Excerpts from a dataset:
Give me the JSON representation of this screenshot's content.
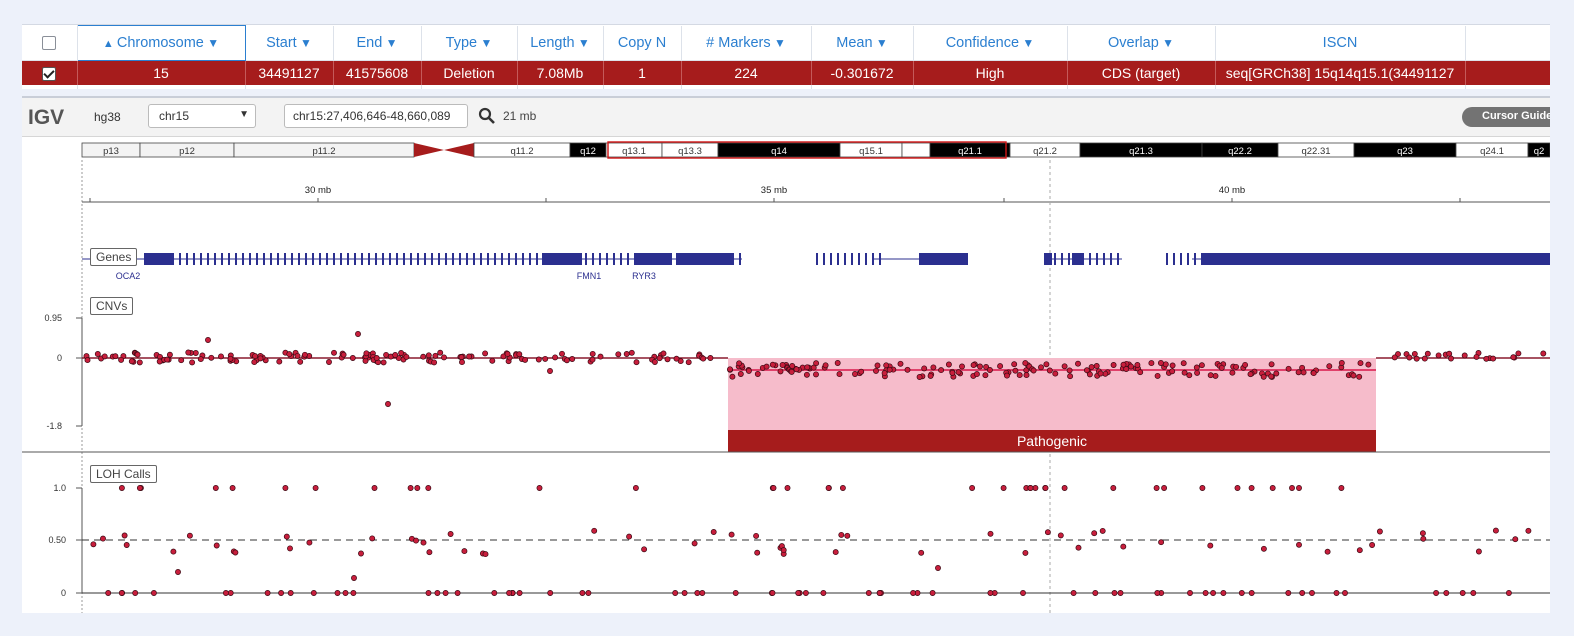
{
  "table": {
    "columns": [
      {
        "key": "select",
        "label": "",
        "filter": false,
        "sort": "",
        "sorted": false
      },
      {
        "key": "chromosome",
        "label": "Chromosome",
        "filter": true,
        "sort": "▲",
        "sorted": true
      },
      {
        "key": "start",
        "label": "Start",
        "filter": true,
        "sort": "",
        "sorted": false
      },
      {
        "key": "end",
        "label": "End",
        "filter": true,
        "sort": "",
        "sorted": false
      },
      {
        "key": "type",
        "label": "Type",
        "filter": true,
        "sort": "",
        "sorted": false
      },
      {
        "key": "length",
        "label": "Length",
        "filter": true,
        "sort": "",
        "sorted": false
      },
      {
        "key": "copy_n",
        "label": "Copy N",
        "filter": false,
        "sort": "",
        "sorted": false
      },
      {
        "key": "markers",
        "label": "# Markers",
        "filter": true,
        "sort": "",
        "sorted": false
      },
      {
        "key": "mean",
        "label": "Mean",
        "filter": true,
        "sort": "",
        "sorted": false
      },
      {
        "key": "confidence",
        "label": "Confidence",
        "filter": true,
        "sort": "",
        "sorted": false
      },
      {
        "key": "overlap",
        "label": "Overlap",
        "filter": true,
        "sort": "",
        "sorted": false
      },
      {
        "key": "iscn",
        "label": "ISCN",
        "filter": false,
        "sort": "",
        "sorted": false
      },
      {
        "key": "extra",
        "label": "",
        "filter": false,
        "sort": "",
        "sorted": false
      }
    ],
    "rows": [
      {
        "selected": true,
        "cells": [
          "15",
          "34491127",
          "41575608",
          "Deletion",
          "7.08Mb",
          "1",
          "224",
          "-0.301672",
          "High",
          "CDS (target)",
          "seq[GRCh38] 15q14q15.1(34491127",
          ""
        ]
      }
    ],
    "filter_icon": "funnel-icon",
    "colors": {
      "selected_row": "#a61c1c",
      "header_text": "#2b7fd0"
    }
  },
  "igv": {
    "logo": "IGV",
    "genome": "hg38",
    "chromosome": "chr15",
    "locus": "chr15:27,406,646-48,660,089",
    "window": "21 mb",
    "cursor_guide": "Cursor Guide",
    "ideogram_bands": [
      {
        "label": "p13",
        "style": "open"
      },
      {
        "label": "p12",
        "style": "open"
      },
      {
        "label": "p11.2",
        "style": "open"
      },
      {
        "label": "",
        "style": "centromere"
      },
      {
        "label": "q11.2",
        "style": "light"
      },
      {
        "label": "q12",
        "style": "dark"
      },
      {
        "label": "q13.1",
        "style": "light"
      },
      {
        "label": "q13.3",
        "style": "light"
      },
      {
        "label": "q14",
        "style": "dark"
      },
      {
        "label": "q15.1",
        "style": "light"
      },
      {
        "label": "",
        "style": "light"
      },
      {
        "label": "q21.1",
        "style": "dark"
      },
      {
        "label": "q21.2",
        "style": "light"
      },
      {
        "label": "q21.3",
        "style": "dark"
      },
      {
        "label": "q22.2",
        "style": "dark"
      },
      {
        "label": "q22.31",
        "style": "light"
      },
      {
        "label": "q23",
        "style": "dark"
      },
      {
        "label": "q24.1",
        "style": "light"
      },
      {
        "label": "q2",
        "style": "dark"
      }
    ],
    "ruler_ticks": [
      "30 mb",
      "35 mb",
      "40 mb"
    ],
    "tracks": {
      "genes": {
        "name": "Genes",
        "gene_labels": [
          "OCA2",
          "FMN1",
          "RYR3"
        ]
      },
      "cnvs": {
        "name": "CNVs",
        "axis": [
          "0.95",
          "0",
          "-1.8"
        ],
        "segment_label": "Pathogenic"
      },
      "loh": {
        "name": "LOH Calls",
        "axis": [
          "1.0",
          "0.50",
          "0"
        ]
      }
    },
    "colors": {
      "gene": "#2b2f8f",
      "point": "#c81e3c",
      "cnv_fill": "#f6bccb",
      "cnv_bar": "#a61c1c",
      "segment_line": "#e0406a"
    }
  }
}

▶ _ASSIGNMENT_:
Each entry above should be restated word for word, though no picture may appear in the copy.

▶ _SOLUTION_:
Give me the JSON representation of this screenshot's content.
{
  "table": {
    "columns": [
      {
        "key": "select",
        "label": "",
        "filter": false,
        "sort": "",
        "sorted": false
      },
      {
        "key": "chromosome",
        "label": "Chromosome",
        "filter": true,
        "sort": "▲",
        "sorted": true
      },
      {
        "key": "start",
        "label": "Start",
        "filter": true,
        "sort": "",
        "sorted": false
      },
      {
        "key": "end",
        "label": "End",
        "filter": true,
        "sort": "",
        "sorted": false
      },
      {
        "key": "type",
        "label": "Type",
        "filter": true,
        "sort": "",
        "sorted": false
      },
      {
        "key": "length",
        "label": "Length",
        "filter": true,
        "sort": "",
        "sorted": false
      },
      {
        "key": "copy_n",
        "label": "Copy N",
        "filter": false,
        "sort": "",
        "sorted": false
      },
      {
        "key": "markers",
        "label": "# Markers",
        "filter": true,
        "sort": "",
        "sorted": false
      },
      {
        "key": "mean",
        "label": "Mean",
        "filter": true,
        "sort": "",
        "sorted": false
      },
      {
        "key": "confidence",
        "label": "Confidence",
        "filter": true,
        "sort": "",
        "sorted": false
      },
      {
        "key": "overlap",
        "label": "Overlap",
        "filter": true,
        "sort": "",
        "sorted": false
      },
      {
        "key": "iscn",
        "label": "ISCN",
        "filter": false,
        "sort": "",
        "sorted": false
      },
      {
        "key": "extra",
        "label": "",
        "filter": false,
        "sort": "",
        "sorted": false
      }
    ],
    "rows": [
      {
        "selected": true,
        "cells": [
          "15",
          "34491127",
          "41575608",
          "Deletion",
          "7.08Mb",
          "1",
          "224",
          "-0.301672",
          "High",
          "CDS (target)",
          "seq[GRCh38] 15q14q15.1(34491127",
          ""
        ]
      }
    ],
    "filter_icon": "funnel-icon",
    "colors": {
      "selected_row": "#a61c1c",
      "header_text": "#2b7fd0"
    }
  },
  "igv": {
    "logo": "IGV",
    "genome": "hg38",
    "chromosome": "chr15",
    "locus": "chr15:27,406,646-48,660,089",
    "window": "21 mb",
    "cursor_guide": "Cursor Guide",
    "ideogram_bands": [
      {
        "label": "p13",
        "style": "open"
      },
      {
        "label": "p12",
        "style": "open"
      },
      {
        "label": "p11.2",
        "style": "open"
      },
      {
        "label": "",
        "style": "centromere"
      },
      {
        "label": "q11.2",
        "style": "light"
      },
      {
        "label": "q12",
        "style": "dark"
      },
      {
        "label": "q13.1",
        "style": "light"
      },
      {
        "label": "q13.3",
        "style": "light"
      },
      {
        "label": "q14",
        "style": "dark"
      },
      {
        "label": "q15.1",
        "style": "light"
      },
      {
        "label": "",
        "style": "light"
      },
      {
        "label": "q21.1",
        "style": "dark"
      },
      {
        "label": "q21.2",
        "style": "light"
      },
      {
        "label": "q21.3",
        "style": "dark"
      },
      {
        "label": "q22.2",
        "style": "dark"
      },
      {
        "label": "q22.31",
        "style": "light"
      },
      {
        "label": "q23",
        "style": "dark"
      },
      {
        "label": "q24.1",
        "style": "light"
      },
      {
        "label": "q2",
        "style": "dark"
      }
    ],
    "ruler_ticks": [
      "30 mb",
      "35 mb",
      "40 mb"
    ],
    "tracks": {
      "genes": {
        "name": "Genes",
        "gene_labels": [
          "OCA2",
          "FMN1",
          "RYR3"
        ]
      },
      "cnvs": {
        "name": "CNVs",
        "axis": [
          "0.95",
          "0",
          "-1.8"
        ],
        "segment_label": "Pathogenic"
      },
      "loh": {
        "name": "LOH Calls",
        "axis": [
          "1.0",
          "0.50",
          "0"
        ]
      }
    },
    "colors": {
      "gene": "#2b2f8f",
      "point": "#c81e3c",
      "cnv_fill": "#f6bccb",
      "cnv_bar": "#a61c1c",
      "segment_line": "#e0406a"
    }
  }
}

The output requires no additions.